Given request: Extract every line below that contains the word "logout".

◇ ◇ ◇ ◇

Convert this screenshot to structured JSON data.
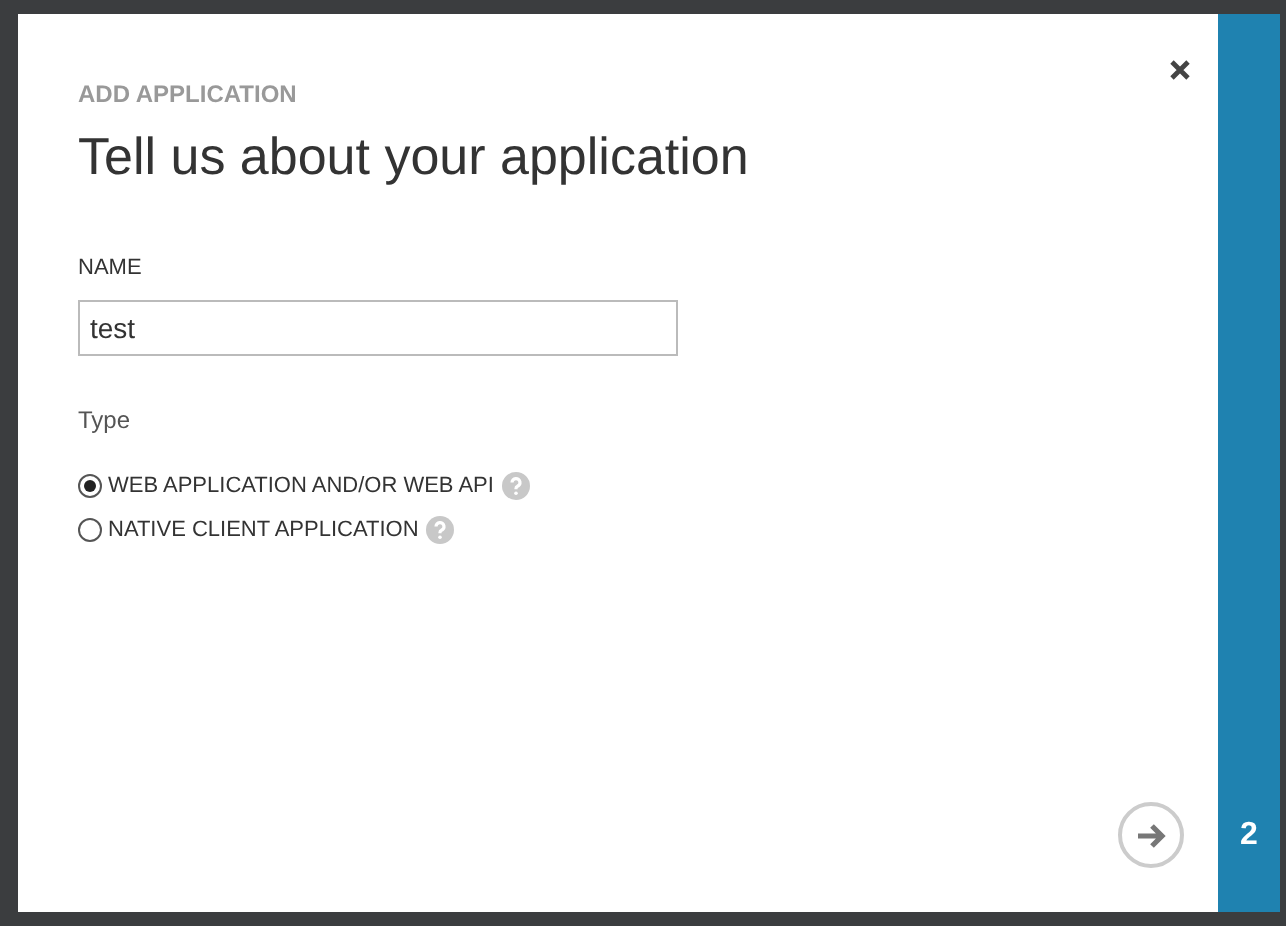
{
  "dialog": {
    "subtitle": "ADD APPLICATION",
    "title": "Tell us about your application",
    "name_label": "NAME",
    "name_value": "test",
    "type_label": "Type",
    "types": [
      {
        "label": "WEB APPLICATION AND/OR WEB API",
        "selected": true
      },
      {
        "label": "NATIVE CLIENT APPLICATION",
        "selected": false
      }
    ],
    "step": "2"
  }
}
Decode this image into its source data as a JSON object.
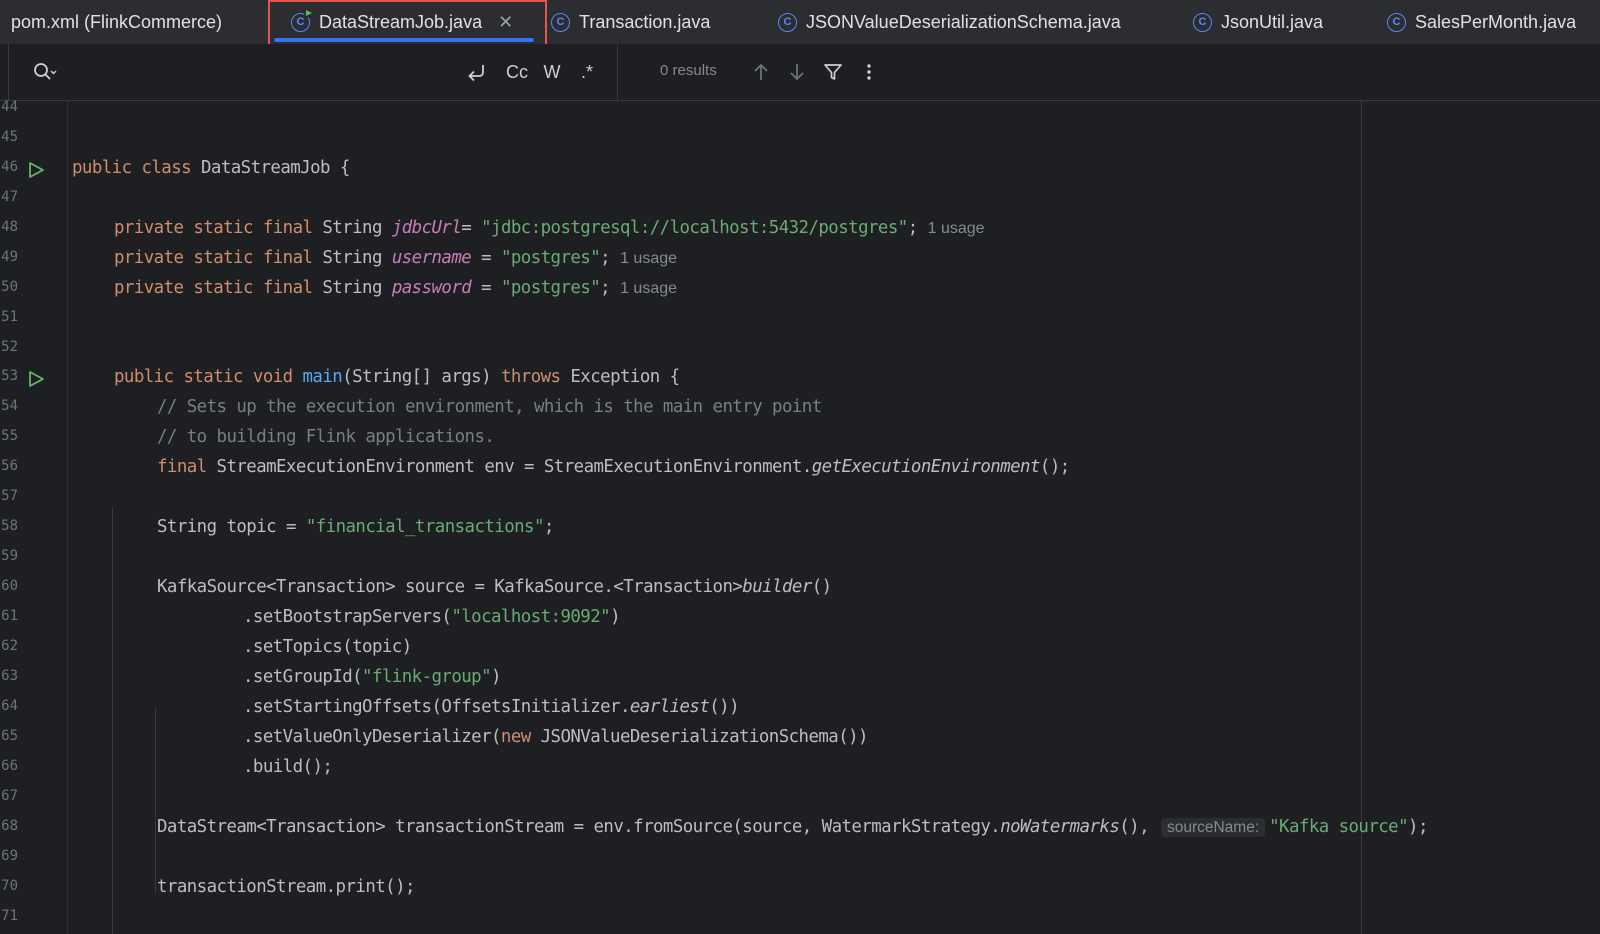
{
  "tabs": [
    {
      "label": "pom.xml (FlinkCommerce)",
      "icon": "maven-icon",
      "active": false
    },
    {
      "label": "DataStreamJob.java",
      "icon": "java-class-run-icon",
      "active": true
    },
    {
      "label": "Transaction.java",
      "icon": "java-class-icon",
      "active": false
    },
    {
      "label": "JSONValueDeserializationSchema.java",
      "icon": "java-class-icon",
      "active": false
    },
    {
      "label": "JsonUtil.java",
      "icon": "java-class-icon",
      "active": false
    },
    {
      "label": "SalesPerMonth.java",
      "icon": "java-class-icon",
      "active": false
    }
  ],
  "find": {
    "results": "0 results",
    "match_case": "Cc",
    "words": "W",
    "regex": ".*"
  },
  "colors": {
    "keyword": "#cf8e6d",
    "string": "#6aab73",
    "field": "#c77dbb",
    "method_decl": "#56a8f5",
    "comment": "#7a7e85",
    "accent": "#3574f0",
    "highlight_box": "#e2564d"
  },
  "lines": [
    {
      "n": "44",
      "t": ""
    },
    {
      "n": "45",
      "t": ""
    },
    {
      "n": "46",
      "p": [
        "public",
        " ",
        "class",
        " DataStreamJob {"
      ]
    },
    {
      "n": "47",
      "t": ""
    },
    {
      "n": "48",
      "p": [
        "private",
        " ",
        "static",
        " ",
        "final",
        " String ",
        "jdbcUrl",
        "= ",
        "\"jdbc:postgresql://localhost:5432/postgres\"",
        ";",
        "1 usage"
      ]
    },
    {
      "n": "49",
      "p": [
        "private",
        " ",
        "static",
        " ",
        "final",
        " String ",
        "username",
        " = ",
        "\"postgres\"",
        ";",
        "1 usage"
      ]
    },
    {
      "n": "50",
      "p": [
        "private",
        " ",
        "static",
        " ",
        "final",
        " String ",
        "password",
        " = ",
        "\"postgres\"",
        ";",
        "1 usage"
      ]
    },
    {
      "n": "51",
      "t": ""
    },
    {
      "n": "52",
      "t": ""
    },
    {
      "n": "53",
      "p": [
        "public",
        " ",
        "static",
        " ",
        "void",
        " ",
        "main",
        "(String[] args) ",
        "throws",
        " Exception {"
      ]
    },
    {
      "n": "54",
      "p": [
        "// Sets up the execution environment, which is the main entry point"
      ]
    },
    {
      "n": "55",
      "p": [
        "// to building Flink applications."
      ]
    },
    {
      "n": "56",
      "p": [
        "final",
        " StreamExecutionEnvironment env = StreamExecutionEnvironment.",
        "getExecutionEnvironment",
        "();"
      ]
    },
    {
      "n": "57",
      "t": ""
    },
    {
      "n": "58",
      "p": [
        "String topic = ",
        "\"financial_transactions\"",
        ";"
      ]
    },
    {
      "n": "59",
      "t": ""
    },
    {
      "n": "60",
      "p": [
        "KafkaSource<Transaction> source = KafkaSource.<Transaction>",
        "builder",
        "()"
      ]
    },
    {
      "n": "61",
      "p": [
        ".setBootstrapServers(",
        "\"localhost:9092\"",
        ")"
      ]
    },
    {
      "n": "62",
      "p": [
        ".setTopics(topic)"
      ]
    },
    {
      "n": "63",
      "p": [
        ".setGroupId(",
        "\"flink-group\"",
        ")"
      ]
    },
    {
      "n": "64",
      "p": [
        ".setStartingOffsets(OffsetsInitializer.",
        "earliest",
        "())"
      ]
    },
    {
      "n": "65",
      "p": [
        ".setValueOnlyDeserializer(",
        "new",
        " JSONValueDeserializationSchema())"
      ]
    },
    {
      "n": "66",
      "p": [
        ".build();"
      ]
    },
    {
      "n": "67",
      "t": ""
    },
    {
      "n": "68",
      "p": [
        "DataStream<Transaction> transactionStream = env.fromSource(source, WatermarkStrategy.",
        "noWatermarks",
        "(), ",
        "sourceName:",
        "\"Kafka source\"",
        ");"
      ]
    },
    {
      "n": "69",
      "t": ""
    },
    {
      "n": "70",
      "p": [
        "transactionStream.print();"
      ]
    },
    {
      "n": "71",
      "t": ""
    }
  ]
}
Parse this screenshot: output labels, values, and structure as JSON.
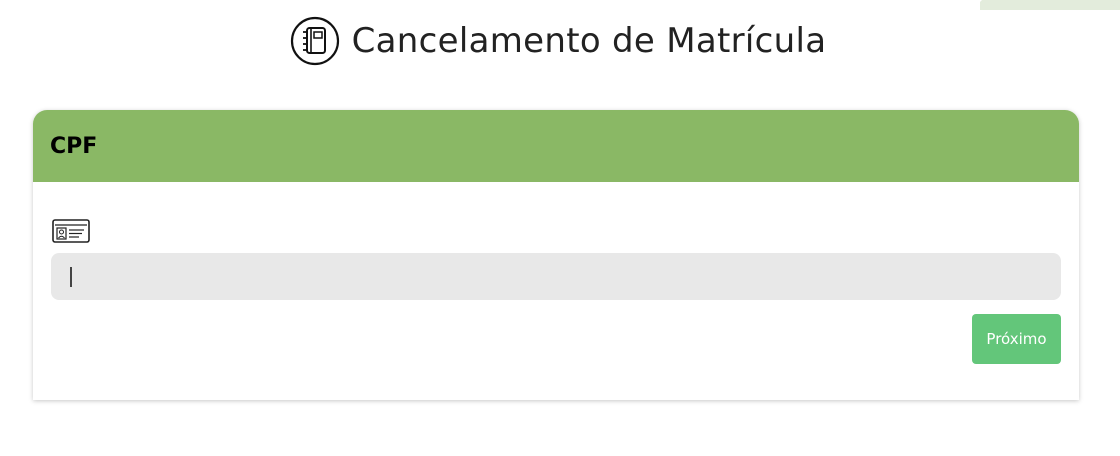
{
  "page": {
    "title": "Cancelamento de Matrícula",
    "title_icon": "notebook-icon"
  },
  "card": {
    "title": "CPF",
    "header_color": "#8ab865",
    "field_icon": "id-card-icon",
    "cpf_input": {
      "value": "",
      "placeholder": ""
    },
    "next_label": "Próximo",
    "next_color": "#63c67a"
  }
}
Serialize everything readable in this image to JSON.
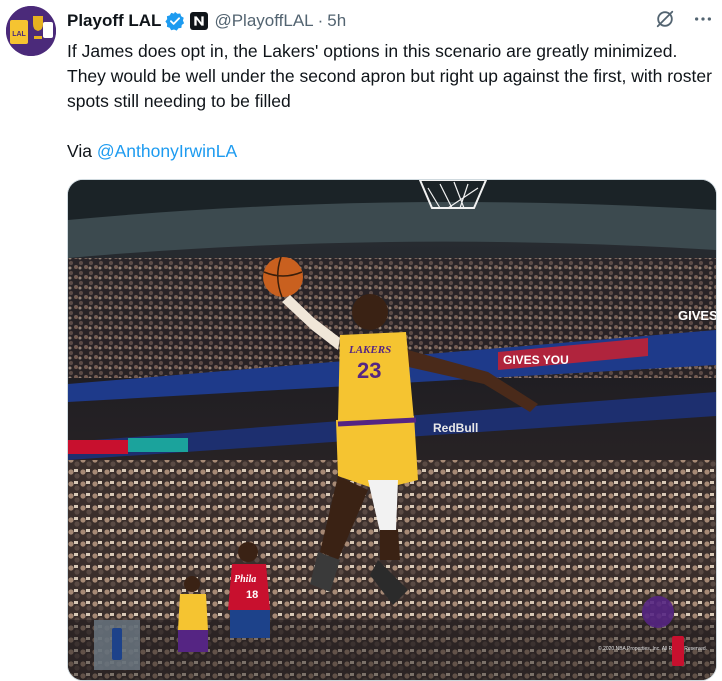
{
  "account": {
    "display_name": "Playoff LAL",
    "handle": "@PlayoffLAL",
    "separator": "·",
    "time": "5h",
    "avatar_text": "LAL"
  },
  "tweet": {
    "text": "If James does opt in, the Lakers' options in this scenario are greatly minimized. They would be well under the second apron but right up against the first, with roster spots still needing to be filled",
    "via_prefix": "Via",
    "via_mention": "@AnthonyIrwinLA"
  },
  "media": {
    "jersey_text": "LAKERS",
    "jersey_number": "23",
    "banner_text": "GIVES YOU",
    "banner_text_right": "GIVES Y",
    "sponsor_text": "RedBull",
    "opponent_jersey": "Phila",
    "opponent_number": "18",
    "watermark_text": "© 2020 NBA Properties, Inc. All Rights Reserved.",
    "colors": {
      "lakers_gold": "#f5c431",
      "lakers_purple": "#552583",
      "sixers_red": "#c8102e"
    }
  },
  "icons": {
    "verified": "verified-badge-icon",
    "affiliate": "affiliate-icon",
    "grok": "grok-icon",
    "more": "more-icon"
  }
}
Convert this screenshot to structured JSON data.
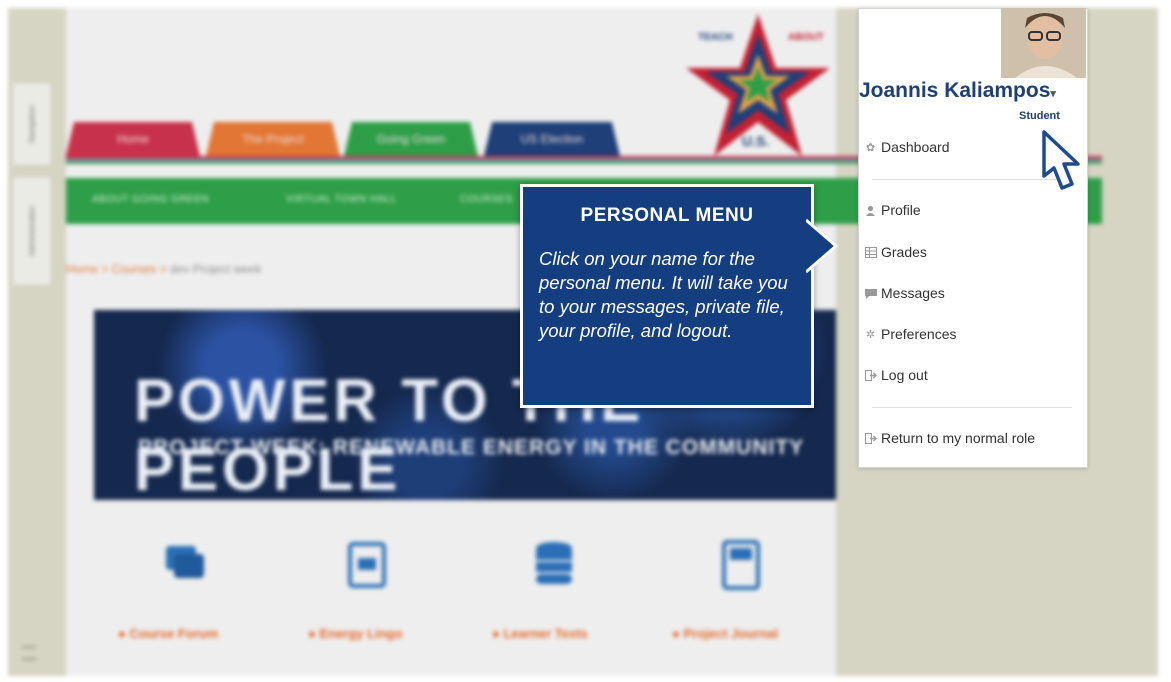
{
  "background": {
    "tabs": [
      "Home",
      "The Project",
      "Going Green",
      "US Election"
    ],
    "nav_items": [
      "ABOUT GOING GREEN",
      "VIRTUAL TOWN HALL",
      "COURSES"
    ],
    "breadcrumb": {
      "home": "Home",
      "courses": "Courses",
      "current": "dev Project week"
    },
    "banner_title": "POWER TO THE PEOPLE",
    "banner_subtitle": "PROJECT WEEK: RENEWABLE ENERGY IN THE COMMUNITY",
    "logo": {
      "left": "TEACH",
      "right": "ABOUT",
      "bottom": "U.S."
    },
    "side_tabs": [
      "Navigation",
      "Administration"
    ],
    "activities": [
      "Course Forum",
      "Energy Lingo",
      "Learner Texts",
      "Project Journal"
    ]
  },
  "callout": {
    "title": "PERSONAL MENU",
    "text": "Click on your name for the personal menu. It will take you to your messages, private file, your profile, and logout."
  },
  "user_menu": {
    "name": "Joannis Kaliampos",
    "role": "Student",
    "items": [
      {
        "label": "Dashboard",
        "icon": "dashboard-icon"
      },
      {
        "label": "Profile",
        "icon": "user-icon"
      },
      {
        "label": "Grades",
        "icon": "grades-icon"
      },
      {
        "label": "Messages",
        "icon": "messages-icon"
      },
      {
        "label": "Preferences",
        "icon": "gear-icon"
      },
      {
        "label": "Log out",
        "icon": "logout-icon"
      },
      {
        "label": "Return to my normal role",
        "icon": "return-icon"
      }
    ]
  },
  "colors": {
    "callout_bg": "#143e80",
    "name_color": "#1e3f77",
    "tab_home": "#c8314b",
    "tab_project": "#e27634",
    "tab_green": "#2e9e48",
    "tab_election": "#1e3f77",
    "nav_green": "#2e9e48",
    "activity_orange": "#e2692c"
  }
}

◇ ◇ ◇ ◇

Reply to the task:
    "text": "Click on your name for the personal menu. It will take you to your messages, private file, your profile, and logout."
        "icon": "logout-icon"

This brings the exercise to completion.